### Provided passage

If pole dancing feels a bit too exotic, maybe Gabby Flit's new Front Diet system is more your cup of tea. Join her band of losers at the Duke of Porchester, every Thursday at 8pm.

Well, what are the chances? Lyla Smott (nee Smittle) bought a lotto ticket, the morning of her wedding at Mitzmaid Cloisters last Saturday, which won her £9.7m! What a wedding night - full in the luck department? You bet!

And lastly, back from TEFL in Japan, we heard from Gale Whourmand who spoke about her reading group hobby. "'Book Clubber' they'd shout at me. I'd devour Moby Dick in one sitting," explained Gale who, with partner Scott Grimshaw, invites you to join her new reading group at the Wailing Anchor, Mondays at 8pm.

Sunday, November 29, 2009

Letters #2

An unexpected coupling

Dear Residents

Just a quick note to thank all those who attended our ballroom dancing display on Thursday evening, nearly all the proceeds from which will go towards Sheila Fitt-Cumming’s ongoing Brown Trout effort. I am obligated to mention Kyle Vunt and the other lawyers who, for a fee, gave us Mefed Chambers when we realised rather late in the day that the Pranker’s Wycke Ringers were using the church hall.

######
### Data listing

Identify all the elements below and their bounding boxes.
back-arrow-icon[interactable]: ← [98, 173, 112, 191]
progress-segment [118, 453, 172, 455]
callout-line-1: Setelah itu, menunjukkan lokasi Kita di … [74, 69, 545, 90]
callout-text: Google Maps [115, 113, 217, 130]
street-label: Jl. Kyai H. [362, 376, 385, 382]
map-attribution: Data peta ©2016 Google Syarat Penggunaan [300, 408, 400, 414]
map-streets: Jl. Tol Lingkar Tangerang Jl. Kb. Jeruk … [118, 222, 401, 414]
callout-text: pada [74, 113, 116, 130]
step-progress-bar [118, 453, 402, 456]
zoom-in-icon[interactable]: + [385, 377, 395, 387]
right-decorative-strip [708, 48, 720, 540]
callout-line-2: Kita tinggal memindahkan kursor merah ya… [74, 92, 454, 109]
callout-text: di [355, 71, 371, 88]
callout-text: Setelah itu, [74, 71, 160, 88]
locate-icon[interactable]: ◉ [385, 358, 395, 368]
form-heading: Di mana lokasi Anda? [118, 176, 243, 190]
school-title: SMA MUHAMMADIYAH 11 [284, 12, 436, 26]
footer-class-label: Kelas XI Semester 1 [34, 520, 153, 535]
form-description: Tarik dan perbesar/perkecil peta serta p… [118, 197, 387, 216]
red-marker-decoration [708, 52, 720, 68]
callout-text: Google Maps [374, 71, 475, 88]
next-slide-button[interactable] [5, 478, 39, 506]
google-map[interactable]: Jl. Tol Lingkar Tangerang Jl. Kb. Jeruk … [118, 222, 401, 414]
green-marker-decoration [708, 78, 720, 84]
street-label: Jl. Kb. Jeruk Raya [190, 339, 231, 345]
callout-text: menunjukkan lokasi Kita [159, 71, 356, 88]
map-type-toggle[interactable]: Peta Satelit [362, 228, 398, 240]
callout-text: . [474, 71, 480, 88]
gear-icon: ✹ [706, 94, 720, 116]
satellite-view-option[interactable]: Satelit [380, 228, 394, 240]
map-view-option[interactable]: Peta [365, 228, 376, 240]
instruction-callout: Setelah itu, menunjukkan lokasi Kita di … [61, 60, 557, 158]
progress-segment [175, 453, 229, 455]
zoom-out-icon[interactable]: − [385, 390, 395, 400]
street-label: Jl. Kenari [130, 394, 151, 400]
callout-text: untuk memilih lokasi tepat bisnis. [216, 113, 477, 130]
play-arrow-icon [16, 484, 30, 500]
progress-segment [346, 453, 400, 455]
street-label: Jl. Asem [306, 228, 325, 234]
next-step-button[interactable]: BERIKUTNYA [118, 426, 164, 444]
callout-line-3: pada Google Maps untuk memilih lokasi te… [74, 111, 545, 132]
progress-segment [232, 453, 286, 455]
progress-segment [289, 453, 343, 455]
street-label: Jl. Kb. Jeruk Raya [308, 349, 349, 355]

######

Directions:
1. In the newsletter passage, rewrite the portion from "If pole dancing" up to and including "Thursday at 8pm.", substituting "Friday" for "Thursday".
2. According to the newsletter passage, how much did Lyla Smott win with the lotto ticket she bought on the morning of her wedding?
3. Resume the newsletter passage directly after its final sentence and continue the letter.

List of answers:
1.
If pole dancing feels a bit too exotic, maybe Gabby Flit's new Front Diet system is more your cup of tea. Join her band of losers at the Duke of Porchester, every Friday at 8pm.

2. £9.7m

3.
I must also thank our very special guests, national Latin champion Blake U. Mead from High Drumping with his enormously talented troupe, who gave us a spirited display. Perfectly choreographed, delightfully seductive and dripping in physicality, one could almost smell and taste the passion. At the heart of the action was Blake’s partner Rose Pudely, who met embrace after embrace with unrelenting enthusiasm, before the final coming together and spectacular finish. It was, quite simply, breathtaking.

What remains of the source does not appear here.